▶ _What is asked_
Copy the lines holding the word "Kazakhstan", all of them.

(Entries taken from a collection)
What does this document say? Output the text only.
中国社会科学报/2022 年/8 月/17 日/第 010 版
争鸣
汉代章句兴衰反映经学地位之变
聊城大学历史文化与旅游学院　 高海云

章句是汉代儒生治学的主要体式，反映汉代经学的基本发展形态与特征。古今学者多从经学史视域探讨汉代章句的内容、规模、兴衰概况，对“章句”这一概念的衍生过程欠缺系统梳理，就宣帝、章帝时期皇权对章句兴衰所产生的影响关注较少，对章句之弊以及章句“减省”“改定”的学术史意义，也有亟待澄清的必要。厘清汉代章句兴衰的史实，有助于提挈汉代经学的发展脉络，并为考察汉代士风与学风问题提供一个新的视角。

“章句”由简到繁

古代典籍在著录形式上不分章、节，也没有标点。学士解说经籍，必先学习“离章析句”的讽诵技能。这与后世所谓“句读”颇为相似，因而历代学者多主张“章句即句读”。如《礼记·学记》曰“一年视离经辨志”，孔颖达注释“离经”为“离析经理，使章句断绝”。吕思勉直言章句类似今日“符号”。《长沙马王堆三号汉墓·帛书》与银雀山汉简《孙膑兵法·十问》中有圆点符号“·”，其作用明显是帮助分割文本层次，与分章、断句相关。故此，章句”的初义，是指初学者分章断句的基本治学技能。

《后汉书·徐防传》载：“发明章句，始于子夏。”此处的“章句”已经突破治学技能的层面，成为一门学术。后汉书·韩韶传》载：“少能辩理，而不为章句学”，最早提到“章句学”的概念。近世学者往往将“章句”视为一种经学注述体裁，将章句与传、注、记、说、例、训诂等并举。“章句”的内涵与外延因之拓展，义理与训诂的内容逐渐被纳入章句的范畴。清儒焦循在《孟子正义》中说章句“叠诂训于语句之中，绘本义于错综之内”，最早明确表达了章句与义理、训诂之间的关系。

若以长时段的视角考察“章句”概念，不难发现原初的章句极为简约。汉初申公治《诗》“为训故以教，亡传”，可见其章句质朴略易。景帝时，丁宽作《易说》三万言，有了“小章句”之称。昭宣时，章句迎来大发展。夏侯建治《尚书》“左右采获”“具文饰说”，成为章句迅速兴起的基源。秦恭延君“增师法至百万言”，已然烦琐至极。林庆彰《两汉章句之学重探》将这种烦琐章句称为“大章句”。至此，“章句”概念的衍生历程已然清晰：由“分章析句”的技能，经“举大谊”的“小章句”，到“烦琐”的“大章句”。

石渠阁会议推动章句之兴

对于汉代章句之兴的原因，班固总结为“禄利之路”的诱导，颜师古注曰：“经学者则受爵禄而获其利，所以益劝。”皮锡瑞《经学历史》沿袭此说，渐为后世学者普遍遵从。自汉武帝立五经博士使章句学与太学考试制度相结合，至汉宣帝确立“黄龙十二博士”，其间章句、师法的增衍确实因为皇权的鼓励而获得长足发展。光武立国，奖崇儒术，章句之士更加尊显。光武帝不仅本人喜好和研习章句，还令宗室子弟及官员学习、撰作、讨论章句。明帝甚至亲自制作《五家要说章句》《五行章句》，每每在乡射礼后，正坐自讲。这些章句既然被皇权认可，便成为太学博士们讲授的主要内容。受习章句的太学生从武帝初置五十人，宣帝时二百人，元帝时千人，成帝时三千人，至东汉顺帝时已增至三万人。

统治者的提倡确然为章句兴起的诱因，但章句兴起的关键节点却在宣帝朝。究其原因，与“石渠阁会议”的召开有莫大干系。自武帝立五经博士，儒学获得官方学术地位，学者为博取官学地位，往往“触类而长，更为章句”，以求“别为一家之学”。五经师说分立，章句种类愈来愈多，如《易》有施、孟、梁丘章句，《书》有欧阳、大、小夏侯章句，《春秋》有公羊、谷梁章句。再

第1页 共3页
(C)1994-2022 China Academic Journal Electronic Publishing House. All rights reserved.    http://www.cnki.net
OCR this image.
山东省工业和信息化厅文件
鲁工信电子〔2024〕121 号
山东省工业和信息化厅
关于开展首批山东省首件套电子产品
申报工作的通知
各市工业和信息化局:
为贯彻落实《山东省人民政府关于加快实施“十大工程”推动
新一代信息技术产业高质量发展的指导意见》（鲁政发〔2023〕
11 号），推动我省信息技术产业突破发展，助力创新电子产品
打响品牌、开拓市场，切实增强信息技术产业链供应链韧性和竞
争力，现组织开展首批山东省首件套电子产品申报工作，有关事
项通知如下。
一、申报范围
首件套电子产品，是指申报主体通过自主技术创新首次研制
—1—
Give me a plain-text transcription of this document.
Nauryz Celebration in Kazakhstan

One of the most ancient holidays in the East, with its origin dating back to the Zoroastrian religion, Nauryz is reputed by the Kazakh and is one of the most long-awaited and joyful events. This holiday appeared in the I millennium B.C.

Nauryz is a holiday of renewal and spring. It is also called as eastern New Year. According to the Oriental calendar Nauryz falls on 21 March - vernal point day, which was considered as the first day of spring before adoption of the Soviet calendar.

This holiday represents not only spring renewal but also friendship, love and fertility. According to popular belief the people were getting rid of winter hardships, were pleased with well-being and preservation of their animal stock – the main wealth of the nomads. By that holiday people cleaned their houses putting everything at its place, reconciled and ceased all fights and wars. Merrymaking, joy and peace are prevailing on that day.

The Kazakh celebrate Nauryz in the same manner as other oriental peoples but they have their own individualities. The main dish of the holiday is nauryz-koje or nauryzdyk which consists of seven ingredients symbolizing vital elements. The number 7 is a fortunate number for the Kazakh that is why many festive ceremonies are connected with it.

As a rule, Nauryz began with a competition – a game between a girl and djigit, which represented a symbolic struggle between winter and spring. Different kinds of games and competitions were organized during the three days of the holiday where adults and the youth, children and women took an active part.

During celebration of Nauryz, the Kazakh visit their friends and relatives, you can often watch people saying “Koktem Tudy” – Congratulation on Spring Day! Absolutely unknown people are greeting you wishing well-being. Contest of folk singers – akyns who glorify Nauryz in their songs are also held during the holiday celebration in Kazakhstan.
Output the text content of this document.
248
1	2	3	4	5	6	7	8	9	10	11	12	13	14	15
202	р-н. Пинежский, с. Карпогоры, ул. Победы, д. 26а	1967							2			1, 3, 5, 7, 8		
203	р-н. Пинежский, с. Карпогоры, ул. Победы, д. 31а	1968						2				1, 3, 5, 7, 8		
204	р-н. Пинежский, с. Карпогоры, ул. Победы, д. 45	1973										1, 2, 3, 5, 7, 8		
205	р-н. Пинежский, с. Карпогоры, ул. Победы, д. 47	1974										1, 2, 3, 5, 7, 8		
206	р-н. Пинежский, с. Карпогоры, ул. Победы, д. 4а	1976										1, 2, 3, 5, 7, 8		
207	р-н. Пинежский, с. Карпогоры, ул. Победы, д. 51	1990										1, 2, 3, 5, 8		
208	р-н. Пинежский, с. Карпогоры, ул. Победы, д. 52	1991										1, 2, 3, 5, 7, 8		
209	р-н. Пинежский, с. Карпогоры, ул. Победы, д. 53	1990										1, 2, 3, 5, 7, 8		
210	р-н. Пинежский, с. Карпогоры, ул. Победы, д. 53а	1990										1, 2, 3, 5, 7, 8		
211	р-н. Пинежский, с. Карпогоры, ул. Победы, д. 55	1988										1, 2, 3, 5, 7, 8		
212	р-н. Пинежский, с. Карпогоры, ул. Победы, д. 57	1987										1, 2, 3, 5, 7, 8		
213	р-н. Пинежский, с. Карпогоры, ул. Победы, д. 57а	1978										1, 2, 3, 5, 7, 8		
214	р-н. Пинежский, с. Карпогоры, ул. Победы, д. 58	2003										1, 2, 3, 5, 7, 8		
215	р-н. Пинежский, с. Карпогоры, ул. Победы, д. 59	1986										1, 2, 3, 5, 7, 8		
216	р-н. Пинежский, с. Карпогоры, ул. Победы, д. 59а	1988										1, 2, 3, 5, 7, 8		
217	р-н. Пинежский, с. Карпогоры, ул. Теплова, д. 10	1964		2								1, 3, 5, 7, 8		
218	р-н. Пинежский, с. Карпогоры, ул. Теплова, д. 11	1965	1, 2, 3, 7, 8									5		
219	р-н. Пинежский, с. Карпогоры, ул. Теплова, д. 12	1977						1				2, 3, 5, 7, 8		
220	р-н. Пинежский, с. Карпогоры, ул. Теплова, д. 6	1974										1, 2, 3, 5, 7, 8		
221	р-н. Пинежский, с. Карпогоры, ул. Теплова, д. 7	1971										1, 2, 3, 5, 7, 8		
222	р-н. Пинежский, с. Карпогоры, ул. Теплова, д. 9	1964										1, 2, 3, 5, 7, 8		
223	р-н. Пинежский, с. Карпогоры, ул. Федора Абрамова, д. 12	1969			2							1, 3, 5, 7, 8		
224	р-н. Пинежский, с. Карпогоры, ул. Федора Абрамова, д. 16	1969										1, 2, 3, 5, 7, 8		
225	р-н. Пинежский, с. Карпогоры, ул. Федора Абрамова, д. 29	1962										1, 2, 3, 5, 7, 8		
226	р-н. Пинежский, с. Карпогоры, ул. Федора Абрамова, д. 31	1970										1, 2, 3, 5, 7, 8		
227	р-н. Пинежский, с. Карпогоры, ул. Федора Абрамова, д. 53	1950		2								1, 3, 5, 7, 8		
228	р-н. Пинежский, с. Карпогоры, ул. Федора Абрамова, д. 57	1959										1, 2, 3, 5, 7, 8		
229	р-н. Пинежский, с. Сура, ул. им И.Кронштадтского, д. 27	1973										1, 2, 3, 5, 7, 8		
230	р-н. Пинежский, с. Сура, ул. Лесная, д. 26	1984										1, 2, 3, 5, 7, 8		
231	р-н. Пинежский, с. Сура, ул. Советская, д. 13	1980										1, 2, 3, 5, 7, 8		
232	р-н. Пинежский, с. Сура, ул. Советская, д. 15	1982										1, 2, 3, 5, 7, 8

▶ _Solution to this problem_
Nauryz Celebration in Kazakhstan
During celebration of Nauryz, the Kazakh visit their friends and relatives, you can often watch people saying “Koktem Tudy” – Congratulation on Spring Day! Absolutely unknown people are greeting you wishing well-being. Contest of folk singers – akyns who glorify Nauryz in their songs are also held during the holiday celebration in Kazakhstan.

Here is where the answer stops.